* Dataset extract:
###
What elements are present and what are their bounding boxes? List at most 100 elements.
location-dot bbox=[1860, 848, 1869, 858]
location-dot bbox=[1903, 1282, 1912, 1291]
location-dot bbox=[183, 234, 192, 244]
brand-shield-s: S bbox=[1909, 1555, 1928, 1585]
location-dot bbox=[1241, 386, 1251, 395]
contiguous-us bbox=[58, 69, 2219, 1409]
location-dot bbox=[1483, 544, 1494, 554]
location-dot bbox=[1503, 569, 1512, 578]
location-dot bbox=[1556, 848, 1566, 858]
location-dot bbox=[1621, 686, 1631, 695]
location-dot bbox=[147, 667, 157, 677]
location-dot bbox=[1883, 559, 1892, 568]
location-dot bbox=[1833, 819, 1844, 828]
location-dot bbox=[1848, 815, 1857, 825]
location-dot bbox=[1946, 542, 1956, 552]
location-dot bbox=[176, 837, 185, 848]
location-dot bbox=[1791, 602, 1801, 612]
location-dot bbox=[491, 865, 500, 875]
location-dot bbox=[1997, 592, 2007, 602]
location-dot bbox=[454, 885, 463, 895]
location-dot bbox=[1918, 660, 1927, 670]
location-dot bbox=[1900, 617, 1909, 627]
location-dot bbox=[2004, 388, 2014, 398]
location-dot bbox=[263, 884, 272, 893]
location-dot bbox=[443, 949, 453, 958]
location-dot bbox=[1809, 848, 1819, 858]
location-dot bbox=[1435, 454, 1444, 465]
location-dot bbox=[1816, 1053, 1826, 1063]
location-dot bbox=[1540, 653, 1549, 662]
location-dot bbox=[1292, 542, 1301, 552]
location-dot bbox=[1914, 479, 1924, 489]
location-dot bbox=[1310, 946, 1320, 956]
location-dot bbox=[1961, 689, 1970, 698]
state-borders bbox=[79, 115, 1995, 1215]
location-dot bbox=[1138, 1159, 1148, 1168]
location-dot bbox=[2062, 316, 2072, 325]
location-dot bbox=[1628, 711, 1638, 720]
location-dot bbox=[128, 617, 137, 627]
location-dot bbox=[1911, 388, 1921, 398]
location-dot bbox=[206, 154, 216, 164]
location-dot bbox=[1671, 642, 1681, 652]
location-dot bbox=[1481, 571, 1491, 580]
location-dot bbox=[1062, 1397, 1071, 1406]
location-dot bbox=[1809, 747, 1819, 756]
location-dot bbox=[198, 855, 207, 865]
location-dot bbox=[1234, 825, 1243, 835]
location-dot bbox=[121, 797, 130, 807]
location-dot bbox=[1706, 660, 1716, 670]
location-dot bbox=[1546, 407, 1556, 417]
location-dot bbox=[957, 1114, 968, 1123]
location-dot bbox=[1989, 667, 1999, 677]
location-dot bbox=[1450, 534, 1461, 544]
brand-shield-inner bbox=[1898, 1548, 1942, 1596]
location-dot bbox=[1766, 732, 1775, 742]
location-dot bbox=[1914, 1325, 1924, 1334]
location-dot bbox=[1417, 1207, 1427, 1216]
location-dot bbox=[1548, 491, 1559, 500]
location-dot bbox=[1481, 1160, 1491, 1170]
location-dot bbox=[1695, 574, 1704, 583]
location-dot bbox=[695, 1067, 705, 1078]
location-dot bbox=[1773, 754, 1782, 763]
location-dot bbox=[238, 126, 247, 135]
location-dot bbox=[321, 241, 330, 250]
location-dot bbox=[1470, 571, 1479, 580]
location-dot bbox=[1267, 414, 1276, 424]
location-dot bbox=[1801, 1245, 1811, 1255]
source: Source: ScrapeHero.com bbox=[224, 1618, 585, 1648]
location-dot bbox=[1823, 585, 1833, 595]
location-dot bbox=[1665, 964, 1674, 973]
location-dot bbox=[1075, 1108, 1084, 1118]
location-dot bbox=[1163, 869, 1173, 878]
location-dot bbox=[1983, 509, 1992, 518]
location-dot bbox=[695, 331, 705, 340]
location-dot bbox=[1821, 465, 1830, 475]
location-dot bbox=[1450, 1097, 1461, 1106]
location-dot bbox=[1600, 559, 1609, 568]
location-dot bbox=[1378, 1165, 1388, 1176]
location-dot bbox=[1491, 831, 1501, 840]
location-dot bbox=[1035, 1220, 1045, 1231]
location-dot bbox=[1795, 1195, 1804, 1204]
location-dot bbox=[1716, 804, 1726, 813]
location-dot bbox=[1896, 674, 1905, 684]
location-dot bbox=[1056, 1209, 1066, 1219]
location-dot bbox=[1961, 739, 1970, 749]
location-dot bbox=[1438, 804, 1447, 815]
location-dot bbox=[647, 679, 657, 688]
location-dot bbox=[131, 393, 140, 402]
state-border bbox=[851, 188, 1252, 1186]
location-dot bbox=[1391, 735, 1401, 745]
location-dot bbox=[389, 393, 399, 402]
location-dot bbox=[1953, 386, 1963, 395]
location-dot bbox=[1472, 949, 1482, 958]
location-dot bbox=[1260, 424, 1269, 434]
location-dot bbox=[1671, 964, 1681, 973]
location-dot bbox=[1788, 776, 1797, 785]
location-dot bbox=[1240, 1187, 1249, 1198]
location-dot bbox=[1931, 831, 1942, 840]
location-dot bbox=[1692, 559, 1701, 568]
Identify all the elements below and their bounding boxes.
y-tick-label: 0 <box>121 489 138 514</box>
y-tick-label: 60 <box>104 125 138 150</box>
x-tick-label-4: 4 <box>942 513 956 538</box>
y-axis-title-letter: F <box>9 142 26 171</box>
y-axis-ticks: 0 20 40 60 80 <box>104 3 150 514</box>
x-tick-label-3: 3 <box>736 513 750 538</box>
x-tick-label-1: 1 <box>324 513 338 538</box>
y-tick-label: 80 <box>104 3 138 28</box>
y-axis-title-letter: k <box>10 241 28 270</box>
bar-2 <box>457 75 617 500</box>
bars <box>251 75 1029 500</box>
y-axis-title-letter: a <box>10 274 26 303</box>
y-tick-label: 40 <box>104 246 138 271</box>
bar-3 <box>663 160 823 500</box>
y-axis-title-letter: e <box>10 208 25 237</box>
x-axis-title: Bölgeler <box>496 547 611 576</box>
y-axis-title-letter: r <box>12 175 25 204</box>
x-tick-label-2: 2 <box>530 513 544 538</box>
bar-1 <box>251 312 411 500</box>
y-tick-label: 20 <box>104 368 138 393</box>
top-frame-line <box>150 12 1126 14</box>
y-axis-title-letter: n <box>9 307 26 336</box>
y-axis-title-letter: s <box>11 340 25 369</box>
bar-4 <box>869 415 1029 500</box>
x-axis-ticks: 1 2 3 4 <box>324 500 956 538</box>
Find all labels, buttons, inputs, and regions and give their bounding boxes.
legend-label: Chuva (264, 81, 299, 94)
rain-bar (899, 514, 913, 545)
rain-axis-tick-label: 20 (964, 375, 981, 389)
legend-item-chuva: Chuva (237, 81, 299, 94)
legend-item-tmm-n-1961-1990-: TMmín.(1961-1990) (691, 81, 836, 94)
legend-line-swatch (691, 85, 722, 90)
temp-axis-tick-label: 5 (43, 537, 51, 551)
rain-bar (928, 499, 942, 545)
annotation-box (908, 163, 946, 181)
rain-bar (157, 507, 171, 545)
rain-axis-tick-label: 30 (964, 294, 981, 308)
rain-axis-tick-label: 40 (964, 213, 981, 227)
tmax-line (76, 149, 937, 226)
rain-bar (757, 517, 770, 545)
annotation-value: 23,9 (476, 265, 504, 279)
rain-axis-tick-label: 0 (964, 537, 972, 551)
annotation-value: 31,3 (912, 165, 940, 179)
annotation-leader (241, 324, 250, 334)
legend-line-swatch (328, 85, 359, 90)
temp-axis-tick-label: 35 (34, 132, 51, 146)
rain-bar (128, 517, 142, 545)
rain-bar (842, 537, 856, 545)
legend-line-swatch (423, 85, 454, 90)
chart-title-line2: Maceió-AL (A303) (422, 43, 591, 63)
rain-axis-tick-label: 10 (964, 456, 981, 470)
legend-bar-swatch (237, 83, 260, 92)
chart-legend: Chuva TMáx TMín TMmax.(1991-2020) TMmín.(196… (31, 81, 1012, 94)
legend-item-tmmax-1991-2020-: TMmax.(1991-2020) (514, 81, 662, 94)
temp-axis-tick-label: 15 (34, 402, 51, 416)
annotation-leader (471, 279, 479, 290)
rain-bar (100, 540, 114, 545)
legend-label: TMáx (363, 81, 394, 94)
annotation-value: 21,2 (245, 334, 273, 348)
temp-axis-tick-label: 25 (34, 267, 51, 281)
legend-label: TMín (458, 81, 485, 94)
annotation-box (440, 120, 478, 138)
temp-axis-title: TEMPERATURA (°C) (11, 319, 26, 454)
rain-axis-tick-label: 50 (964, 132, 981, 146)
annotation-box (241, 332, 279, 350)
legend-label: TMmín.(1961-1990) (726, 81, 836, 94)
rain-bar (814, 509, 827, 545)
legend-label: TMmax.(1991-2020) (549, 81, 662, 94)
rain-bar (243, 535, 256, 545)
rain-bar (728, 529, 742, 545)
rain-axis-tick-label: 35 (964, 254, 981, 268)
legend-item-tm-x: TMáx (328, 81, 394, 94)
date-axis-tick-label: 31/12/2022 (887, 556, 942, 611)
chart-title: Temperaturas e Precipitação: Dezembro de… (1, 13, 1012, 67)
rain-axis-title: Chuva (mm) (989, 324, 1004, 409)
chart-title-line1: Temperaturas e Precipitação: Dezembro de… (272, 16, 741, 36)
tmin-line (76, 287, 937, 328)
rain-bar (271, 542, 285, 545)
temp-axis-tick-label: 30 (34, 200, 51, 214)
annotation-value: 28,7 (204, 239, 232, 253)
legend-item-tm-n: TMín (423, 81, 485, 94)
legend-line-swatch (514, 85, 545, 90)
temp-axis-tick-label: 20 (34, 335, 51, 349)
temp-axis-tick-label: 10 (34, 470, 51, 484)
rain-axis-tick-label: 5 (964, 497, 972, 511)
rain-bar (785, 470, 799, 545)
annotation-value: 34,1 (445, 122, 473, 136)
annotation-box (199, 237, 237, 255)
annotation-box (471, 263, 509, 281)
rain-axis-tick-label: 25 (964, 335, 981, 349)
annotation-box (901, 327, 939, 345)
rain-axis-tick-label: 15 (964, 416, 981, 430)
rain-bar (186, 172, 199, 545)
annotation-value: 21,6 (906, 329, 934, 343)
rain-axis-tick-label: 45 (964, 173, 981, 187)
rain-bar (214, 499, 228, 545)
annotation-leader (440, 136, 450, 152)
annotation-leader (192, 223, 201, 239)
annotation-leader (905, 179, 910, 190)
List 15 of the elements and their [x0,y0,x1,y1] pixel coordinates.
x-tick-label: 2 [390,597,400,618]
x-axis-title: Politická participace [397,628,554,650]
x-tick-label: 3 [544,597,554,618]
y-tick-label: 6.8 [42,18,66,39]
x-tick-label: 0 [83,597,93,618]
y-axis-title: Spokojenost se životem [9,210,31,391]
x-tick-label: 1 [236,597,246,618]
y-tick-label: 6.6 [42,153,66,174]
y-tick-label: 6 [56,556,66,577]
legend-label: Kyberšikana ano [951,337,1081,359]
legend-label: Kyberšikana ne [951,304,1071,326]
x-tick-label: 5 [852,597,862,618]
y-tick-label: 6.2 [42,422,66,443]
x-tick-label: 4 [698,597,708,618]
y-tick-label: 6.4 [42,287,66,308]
###
* Exercise goal:
Update the listing from its first line up to and including the line with "location-dot bbox=[263, 884, 272, 893]", replacing "location-dot" with "map-marker" and leaving everything else unchanged.

* Answer to this task:
What elements are present and what are their bounding boxes? List at most 100 elements.
map-marker bbox=[1860, 848, 1869, 858]
map-marker bbox=[1903, 1282, 1912, 1291]
map-marker bbox=[183, 234, 192, 244]
brand-shield-s: S bbox=[1909, 1555, 1928, 1585]
map-marker bbox=[1241, 386, 1251, 395]
contiguous-us bbox=[58, 69, 2219, 1409]
map-marker bbox=[1483, 544, 1494, 554]
map-marker bbox=[1503, 569, 1512, 578]
map-marker bbox=[1556, 848, 1566, 858]
map-marker bbox=[1621, 686, 1631, 695]
map-marker bbox=[147, 667, 157, 677]
map-marker bbox=[1883, 559, 1892, 568]
map-marker bbox=[1833, 819, 1844, 828]
map-marker bbox=[1848, 815, 1857, 825]
map-marker bbox=[1946, 542, 1956, 552]
map-marker bbox=[176, 837, 185, 848]
map-marker bbox=[1791, 602, 1801, 612]
map-marker bbox=[491, 865, 500, 875]
map-marker bbox=[1997, 592, 2007, 602]
map-marker bbox=[454, 885, 463, 895]
map-marker bbox=[1918, 660, 1927, 670]
map-marker bbox=[1900, 617, 1909, 627]
map-marker bbox=[2004, 388, 2014, 398]
map-marker bbox=[263, 884, 272, 893]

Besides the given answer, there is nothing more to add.